%%

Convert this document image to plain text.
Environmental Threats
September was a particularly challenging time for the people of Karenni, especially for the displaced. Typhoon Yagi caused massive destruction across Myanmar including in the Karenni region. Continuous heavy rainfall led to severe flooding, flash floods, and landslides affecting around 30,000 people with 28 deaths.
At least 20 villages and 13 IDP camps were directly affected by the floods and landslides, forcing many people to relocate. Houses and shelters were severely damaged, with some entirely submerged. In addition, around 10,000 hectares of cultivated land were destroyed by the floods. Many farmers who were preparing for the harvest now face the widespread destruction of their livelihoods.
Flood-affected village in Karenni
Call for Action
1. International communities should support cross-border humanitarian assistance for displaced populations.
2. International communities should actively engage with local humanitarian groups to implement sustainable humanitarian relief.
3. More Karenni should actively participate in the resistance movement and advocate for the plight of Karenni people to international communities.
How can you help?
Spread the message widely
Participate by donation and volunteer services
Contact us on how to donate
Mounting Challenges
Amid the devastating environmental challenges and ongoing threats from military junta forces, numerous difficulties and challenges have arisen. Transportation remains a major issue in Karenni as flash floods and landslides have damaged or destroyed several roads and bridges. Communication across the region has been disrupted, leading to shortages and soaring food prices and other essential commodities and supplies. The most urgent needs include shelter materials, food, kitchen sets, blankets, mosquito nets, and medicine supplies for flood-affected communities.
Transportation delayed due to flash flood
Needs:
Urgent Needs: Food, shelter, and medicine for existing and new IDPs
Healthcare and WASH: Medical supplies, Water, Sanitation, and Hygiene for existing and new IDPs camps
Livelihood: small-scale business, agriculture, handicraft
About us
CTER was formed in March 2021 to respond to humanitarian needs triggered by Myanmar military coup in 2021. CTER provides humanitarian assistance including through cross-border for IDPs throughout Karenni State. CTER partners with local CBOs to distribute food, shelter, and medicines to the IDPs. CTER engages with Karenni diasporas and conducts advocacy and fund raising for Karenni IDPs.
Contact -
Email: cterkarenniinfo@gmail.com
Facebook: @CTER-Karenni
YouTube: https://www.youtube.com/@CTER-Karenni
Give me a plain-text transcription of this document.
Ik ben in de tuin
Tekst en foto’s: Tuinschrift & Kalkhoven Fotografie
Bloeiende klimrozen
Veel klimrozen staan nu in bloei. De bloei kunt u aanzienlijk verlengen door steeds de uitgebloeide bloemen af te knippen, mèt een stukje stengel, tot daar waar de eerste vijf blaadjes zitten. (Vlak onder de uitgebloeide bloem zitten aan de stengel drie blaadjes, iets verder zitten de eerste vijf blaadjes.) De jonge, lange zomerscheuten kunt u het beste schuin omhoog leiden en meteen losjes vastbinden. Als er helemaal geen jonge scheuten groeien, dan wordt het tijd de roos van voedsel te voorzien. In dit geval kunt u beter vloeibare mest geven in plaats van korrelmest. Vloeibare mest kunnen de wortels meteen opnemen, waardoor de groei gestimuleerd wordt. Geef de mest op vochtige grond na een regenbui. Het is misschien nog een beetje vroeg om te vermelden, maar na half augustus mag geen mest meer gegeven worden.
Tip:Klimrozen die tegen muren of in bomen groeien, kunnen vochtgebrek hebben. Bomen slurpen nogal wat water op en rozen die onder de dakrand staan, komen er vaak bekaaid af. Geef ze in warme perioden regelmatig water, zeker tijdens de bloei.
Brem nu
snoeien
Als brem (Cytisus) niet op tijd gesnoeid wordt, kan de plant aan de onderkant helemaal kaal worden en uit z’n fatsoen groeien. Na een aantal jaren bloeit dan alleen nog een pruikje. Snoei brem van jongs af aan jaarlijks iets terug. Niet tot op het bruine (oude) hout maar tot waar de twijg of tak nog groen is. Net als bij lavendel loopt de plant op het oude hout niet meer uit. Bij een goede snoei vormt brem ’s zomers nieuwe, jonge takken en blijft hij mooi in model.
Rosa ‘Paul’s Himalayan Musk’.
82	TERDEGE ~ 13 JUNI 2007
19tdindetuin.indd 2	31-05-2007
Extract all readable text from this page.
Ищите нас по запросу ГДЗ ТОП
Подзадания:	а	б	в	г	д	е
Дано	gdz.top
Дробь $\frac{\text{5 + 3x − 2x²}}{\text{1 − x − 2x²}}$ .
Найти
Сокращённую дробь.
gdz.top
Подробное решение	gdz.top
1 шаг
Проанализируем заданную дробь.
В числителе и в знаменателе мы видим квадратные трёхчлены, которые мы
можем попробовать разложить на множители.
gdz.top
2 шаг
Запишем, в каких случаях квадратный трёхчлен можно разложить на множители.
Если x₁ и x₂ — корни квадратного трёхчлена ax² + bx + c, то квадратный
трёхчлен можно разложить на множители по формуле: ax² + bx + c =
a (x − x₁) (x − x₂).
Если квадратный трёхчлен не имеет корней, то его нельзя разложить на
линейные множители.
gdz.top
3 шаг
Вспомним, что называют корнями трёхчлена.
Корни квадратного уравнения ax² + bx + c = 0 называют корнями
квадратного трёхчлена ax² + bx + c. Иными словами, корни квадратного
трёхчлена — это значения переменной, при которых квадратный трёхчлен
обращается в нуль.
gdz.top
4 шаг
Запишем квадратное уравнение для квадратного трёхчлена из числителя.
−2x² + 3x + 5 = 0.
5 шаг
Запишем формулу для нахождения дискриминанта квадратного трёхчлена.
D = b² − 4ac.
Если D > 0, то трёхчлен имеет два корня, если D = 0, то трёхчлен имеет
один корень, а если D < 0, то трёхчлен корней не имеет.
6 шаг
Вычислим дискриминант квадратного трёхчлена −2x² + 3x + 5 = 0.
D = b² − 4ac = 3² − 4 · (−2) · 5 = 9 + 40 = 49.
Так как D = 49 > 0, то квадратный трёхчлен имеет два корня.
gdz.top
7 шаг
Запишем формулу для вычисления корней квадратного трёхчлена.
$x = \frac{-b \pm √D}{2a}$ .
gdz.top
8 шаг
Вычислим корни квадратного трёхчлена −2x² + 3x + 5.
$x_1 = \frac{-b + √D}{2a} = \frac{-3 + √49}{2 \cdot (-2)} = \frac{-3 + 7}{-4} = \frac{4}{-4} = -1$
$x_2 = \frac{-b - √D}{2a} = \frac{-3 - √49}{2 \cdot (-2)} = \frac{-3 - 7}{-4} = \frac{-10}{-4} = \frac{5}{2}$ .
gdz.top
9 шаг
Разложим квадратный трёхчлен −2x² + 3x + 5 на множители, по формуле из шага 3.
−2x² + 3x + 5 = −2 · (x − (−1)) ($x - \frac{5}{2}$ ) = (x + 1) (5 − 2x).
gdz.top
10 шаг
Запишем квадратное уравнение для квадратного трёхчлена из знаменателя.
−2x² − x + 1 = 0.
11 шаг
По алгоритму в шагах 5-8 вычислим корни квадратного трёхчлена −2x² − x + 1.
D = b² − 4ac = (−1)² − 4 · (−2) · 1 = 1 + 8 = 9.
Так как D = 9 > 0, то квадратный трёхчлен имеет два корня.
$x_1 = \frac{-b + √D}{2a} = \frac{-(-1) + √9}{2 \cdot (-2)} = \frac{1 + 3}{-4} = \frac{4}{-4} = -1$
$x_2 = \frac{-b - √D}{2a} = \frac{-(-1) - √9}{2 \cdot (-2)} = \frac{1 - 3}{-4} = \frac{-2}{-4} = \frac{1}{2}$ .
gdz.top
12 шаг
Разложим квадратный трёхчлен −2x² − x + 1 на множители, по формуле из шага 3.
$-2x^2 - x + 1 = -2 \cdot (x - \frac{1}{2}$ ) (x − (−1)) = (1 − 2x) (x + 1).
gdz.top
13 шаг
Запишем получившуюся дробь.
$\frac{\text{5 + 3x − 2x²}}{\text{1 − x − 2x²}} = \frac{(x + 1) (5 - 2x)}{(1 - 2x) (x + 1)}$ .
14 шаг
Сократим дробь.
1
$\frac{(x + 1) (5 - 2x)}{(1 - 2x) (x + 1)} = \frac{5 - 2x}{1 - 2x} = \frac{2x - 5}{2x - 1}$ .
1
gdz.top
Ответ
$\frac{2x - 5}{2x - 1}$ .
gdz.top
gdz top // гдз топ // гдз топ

%%

INSTRUCTION ▸
Each line that has the word "IDPs" should be copied.

SOLUTION TO THE EXERCISE ▸
Urgent Needs: Food, shelter, and medicine for existing and new IDPs
Healthcare and WASH: Medical supplies, Water, Sanitation, and Hygiene for existing and new IDPs camps
CTER was formed in March 2021 to respond to humanitarian needs triggered by Myanmar military coup in 2021. CTER provides humanitarian assistance including through cross-border for IDPs throughout Karenni State. CTER partners with local CBOs to distribute food, shelter, and medicines to the IDPs. CTER engages with Karenni diasporas and conducts advocacy and fund raising for Karenni IDPs.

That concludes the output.